Data entries
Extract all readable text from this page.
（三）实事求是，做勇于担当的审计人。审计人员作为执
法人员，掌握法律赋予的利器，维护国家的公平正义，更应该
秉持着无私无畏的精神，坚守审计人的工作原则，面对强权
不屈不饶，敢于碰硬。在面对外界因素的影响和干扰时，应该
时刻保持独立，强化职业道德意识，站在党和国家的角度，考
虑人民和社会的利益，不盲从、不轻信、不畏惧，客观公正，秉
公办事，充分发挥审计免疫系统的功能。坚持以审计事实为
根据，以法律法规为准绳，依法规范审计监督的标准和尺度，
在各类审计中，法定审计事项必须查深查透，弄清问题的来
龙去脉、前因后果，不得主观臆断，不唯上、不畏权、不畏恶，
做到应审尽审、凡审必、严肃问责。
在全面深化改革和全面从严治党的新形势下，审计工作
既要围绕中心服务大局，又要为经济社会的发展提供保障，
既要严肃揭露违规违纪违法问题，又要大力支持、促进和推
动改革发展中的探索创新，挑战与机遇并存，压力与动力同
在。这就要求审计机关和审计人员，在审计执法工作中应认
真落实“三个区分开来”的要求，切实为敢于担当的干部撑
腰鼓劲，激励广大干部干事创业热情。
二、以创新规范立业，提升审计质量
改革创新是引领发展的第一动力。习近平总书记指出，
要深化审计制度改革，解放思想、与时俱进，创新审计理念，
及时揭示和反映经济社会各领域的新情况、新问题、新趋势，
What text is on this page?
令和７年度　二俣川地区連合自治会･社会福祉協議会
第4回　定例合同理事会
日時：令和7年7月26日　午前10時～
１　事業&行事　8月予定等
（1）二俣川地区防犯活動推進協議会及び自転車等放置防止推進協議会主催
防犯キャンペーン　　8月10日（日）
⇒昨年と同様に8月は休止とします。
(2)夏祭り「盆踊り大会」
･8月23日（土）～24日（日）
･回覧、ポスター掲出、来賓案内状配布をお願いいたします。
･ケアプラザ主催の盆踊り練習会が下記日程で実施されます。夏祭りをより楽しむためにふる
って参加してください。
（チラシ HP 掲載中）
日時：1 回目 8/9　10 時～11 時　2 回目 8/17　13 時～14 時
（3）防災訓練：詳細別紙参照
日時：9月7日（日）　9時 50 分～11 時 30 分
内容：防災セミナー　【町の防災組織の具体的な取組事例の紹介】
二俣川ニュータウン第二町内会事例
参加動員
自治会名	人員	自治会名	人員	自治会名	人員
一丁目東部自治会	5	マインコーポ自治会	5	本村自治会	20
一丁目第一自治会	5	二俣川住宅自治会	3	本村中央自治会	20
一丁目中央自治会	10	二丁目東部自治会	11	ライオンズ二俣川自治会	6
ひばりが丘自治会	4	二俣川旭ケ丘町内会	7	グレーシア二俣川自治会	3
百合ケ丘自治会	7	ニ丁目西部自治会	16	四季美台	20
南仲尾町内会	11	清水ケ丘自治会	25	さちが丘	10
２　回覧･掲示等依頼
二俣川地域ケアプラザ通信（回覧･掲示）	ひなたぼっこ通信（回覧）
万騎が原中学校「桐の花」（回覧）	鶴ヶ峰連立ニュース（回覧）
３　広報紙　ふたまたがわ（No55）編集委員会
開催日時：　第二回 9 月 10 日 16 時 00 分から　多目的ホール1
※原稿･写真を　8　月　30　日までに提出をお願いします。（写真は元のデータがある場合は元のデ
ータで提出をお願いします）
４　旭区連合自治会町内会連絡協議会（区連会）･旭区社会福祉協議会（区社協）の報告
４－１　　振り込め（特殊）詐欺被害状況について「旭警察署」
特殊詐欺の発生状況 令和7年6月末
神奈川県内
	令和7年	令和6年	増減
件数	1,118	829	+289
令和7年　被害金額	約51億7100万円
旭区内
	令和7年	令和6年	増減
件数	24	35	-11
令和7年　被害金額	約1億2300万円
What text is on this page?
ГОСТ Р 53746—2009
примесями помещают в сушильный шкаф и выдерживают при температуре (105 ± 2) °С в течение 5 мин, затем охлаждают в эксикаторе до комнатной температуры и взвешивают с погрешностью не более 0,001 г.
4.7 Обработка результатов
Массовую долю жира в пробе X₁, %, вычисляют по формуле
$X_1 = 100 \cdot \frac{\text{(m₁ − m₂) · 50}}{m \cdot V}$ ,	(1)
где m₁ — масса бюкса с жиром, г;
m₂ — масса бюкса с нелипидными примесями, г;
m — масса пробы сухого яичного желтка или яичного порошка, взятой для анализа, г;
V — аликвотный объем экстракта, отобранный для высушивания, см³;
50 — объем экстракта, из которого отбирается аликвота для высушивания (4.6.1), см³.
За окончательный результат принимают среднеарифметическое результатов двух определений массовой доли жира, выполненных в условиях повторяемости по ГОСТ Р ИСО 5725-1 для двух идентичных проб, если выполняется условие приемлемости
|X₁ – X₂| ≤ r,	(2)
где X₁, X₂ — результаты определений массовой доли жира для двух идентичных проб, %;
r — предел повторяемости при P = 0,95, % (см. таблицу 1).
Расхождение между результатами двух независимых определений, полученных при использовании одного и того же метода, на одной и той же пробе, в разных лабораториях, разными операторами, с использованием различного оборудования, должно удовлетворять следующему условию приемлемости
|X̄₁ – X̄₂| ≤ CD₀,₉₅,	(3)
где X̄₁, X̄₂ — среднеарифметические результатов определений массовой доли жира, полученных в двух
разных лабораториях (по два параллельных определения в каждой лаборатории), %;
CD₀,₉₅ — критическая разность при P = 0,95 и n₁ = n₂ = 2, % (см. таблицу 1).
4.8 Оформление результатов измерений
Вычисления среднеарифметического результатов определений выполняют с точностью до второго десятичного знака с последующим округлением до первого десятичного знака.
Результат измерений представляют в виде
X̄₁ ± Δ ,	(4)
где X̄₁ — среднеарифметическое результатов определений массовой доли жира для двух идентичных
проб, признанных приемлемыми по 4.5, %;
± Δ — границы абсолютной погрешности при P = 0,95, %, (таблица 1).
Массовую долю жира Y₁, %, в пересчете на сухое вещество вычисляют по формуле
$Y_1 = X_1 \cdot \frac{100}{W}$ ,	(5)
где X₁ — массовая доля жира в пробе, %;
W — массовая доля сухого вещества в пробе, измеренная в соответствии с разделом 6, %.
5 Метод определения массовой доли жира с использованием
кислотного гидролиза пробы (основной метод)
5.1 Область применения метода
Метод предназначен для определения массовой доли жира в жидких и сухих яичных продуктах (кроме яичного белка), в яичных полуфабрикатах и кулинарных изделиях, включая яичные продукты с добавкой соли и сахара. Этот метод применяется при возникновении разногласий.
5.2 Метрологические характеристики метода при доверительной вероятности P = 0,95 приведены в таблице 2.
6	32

▶ [WRITTEN INSTRUCTION] Find the lines above holding the word "cdot" and show them.

▶ [RESULT]
$X_1 = 100 \cdot \frac{\text{(m₁ − m₂) · 50}}{m \cdot V}$ ,	(1)
$Y_1 = X_1 \cdot \frac{100}{W}$ ,	(5)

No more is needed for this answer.